Extract all lines from the data beneath that include the word "BMBF".

>> START Working data

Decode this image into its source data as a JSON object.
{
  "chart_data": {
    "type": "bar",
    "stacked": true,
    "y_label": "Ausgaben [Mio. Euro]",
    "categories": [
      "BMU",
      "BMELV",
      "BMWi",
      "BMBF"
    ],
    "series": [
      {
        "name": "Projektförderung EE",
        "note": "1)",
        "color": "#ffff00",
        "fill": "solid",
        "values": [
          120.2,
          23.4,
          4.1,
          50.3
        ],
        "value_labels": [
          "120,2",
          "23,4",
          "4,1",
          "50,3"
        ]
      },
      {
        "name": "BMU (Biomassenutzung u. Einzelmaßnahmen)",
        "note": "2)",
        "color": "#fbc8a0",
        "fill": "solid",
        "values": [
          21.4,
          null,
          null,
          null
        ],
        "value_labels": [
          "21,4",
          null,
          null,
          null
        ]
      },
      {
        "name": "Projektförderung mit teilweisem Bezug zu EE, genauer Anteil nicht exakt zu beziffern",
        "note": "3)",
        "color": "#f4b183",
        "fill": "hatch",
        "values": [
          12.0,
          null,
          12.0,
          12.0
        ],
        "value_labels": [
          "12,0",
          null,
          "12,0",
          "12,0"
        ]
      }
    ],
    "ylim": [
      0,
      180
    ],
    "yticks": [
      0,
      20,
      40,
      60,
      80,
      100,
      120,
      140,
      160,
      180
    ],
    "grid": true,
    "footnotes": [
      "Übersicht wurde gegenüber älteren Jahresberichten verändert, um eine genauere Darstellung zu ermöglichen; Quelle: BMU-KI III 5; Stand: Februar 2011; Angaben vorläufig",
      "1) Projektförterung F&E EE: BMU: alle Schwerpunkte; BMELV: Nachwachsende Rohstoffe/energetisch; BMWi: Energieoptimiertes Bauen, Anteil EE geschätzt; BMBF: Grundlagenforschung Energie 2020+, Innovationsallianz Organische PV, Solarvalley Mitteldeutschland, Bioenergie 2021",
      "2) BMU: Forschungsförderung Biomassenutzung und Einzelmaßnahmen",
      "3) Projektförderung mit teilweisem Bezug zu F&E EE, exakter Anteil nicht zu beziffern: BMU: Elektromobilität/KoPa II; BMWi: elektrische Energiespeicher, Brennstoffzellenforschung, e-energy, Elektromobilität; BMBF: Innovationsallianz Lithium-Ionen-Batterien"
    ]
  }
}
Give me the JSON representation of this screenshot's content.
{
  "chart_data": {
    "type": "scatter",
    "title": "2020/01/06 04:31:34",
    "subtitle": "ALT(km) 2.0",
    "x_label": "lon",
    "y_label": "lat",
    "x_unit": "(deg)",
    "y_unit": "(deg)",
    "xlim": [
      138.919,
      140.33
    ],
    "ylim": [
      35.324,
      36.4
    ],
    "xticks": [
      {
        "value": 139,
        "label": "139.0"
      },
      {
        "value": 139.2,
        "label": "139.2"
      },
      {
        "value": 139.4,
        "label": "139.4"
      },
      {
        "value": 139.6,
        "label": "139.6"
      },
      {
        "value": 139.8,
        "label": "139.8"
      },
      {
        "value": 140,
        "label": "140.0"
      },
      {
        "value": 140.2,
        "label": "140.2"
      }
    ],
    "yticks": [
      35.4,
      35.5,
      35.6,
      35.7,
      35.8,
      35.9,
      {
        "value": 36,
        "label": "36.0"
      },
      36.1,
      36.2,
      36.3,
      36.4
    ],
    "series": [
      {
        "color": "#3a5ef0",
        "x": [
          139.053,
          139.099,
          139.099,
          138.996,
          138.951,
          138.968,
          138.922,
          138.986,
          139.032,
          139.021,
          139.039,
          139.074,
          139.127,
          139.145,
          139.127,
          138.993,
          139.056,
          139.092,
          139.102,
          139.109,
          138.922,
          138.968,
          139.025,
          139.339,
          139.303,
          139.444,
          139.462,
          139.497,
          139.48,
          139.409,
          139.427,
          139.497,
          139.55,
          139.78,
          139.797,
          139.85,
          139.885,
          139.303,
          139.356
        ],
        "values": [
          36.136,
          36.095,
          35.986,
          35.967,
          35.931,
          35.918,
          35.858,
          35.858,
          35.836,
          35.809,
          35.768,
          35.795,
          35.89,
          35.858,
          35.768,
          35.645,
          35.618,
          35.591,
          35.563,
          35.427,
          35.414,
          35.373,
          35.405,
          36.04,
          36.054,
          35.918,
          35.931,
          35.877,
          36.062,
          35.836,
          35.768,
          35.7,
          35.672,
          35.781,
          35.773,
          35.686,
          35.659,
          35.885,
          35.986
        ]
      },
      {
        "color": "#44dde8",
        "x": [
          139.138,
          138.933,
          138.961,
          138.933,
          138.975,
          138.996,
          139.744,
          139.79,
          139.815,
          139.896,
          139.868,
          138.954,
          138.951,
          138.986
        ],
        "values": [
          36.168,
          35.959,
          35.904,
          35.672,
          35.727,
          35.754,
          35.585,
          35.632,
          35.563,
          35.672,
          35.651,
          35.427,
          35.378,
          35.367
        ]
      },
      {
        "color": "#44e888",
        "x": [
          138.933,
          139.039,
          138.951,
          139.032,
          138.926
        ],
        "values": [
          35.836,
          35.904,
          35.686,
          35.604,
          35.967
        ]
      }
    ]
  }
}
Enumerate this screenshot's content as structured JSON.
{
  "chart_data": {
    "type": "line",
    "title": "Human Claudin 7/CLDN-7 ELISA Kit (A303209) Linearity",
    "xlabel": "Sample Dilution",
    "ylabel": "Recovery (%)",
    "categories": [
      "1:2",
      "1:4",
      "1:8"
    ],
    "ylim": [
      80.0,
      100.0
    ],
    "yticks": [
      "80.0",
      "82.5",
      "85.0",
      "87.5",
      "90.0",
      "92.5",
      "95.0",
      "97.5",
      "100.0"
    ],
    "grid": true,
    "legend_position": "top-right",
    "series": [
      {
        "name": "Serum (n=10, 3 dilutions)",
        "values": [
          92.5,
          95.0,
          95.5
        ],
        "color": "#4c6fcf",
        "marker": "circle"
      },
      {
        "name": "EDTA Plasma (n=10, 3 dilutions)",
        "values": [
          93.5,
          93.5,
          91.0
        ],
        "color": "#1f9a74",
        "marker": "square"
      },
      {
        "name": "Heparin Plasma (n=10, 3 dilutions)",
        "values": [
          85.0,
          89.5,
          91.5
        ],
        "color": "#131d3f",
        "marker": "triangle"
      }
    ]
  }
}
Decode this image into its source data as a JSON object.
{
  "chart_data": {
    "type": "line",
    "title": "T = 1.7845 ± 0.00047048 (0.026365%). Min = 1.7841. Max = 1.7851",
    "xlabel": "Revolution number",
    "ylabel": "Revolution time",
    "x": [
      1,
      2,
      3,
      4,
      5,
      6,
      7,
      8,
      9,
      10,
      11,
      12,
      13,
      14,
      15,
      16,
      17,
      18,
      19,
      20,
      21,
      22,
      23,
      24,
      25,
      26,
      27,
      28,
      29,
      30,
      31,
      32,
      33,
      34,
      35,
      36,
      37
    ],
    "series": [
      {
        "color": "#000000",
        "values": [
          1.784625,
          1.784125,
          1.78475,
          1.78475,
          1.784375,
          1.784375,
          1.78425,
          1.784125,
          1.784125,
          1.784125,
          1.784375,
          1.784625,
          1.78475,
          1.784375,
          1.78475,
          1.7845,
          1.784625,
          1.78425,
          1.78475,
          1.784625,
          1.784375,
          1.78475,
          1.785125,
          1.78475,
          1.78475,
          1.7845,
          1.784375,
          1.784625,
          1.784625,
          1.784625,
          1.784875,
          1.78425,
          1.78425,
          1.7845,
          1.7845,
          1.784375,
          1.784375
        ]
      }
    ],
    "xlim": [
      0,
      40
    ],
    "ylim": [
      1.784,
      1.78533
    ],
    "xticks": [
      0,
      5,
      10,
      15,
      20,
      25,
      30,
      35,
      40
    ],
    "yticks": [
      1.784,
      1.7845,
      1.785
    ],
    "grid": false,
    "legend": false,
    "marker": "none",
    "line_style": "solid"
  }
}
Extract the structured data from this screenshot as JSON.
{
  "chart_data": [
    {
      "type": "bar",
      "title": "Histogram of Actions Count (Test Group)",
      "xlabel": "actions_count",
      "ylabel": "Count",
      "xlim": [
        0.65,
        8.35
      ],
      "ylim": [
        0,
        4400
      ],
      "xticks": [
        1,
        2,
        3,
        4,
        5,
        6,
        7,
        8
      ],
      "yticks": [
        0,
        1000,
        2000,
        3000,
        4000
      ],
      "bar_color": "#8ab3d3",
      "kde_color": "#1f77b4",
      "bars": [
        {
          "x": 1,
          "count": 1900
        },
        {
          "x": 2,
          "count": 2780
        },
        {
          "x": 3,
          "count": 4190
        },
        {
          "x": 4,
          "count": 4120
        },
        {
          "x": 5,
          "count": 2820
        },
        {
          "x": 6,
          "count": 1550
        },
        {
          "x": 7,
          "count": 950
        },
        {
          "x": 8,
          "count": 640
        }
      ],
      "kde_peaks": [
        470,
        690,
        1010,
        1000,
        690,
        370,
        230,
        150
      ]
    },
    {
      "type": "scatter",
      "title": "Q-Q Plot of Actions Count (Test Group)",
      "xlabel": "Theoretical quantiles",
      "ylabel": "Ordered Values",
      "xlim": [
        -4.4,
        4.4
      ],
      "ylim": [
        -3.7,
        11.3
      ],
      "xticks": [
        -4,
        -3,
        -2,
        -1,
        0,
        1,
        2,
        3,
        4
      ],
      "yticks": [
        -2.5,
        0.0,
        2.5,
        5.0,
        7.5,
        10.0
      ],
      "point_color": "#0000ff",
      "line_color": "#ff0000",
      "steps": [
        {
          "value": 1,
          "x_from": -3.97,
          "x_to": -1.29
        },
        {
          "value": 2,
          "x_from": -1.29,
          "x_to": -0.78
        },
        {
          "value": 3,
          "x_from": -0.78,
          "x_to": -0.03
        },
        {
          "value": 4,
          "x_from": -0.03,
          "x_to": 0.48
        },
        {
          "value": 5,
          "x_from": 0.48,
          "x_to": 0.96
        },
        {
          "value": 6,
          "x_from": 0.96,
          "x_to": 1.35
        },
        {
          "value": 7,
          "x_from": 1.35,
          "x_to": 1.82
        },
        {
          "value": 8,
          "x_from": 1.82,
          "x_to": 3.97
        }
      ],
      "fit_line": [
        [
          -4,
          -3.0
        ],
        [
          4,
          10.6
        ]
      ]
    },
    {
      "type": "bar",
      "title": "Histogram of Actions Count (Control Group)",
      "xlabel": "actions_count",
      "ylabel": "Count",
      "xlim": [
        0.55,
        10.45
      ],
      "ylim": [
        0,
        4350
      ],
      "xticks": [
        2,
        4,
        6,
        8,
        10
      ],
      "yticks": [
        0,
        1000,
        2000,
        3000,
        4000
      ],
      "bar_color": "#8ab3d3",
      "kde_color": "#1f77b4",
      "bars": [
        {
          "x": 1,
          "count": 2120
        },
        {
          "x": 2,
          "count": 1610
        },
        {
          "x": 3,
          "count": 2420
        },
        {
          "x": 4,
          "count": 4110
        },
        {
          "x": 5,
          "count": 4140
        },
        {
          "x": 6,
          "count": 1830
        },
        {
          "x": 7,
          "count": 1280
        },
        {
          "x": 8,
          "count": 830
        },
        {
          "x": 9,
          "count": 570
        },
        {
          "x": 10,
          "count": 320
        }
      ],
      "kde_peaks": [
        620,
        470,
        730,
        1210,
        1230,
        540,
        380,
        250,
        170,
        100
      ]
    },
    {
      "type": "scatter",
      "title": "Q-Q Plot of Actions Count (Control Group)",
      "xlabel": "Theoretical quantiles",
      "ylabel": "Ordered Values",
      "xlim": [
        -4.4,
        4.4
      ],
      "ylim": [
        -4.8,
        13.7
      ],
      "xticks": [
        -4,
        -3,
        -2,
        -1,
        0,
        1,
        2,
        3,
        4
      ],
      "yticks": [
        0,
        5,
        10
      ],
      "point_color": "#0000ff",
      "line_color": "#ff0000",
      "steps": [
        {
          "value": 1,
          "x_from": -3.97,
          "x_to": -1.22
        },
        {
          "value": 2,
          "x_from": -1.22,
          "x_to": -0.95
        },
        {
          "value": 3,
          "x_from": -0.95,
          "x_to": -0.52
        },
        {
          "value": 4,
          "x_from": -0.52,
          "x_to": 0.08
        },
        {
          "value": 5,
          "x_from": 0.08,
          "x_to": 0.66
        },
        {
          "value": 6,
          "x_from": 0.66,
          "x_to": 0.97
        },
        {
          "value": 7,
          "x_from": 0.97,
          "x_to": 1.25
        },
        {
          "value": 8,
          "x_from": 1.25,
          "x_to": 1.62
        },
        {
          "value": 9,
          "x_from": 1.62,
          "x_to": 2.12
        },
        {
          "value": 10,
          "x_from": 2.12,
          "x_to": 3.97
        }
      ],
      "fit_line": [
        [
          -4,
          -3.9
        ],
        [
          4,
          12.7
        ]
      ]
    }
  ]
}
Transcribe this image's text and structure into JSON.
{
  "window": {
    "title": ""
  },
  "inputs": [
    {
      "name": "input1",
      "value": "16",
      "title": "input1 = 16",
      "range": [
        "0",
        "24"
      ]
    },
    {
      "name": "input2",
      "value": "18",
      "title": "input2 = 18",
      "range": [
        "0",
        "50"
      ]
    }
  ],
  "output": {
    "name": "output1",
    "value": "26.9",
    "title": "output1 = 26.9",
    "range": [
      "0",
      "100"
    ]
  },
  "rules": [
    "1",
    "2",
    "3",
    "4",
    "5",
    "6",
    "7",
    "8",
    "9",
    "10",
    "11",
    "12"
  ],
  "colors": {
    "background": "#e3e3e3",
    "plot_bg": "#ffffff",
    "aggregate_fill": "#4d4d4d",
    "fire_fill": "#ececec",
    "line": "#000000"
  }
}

>> END Working data

[Response]
      "BMBF"
      "1) Projektförterung F&E EE: BMU: alle Schwerpunkte; BMELV: Nachwachsende Rohstoffe/energetisch; BMWi: Energieoptimiertes Bauen, Anteil EE geschätzt; BMBF: Grundlagenforschung Energie 2020+, Innovationsallianz Organische PV, Solarvalley Mitteldeutschland, Bioenergie 2021",
      "3) Projektförderung mit teilweisem Bezug zu F&E EE, exakter Anteil nicht zu beziffern: BMU: Elektromobilität/KoPa II; BMWi: elektrische Energiespeicher, Brennstoffzellenforschung, e-energy, Elektromobilität; BMBF: Innovationsallianz Lithium-Ionen-Batterien"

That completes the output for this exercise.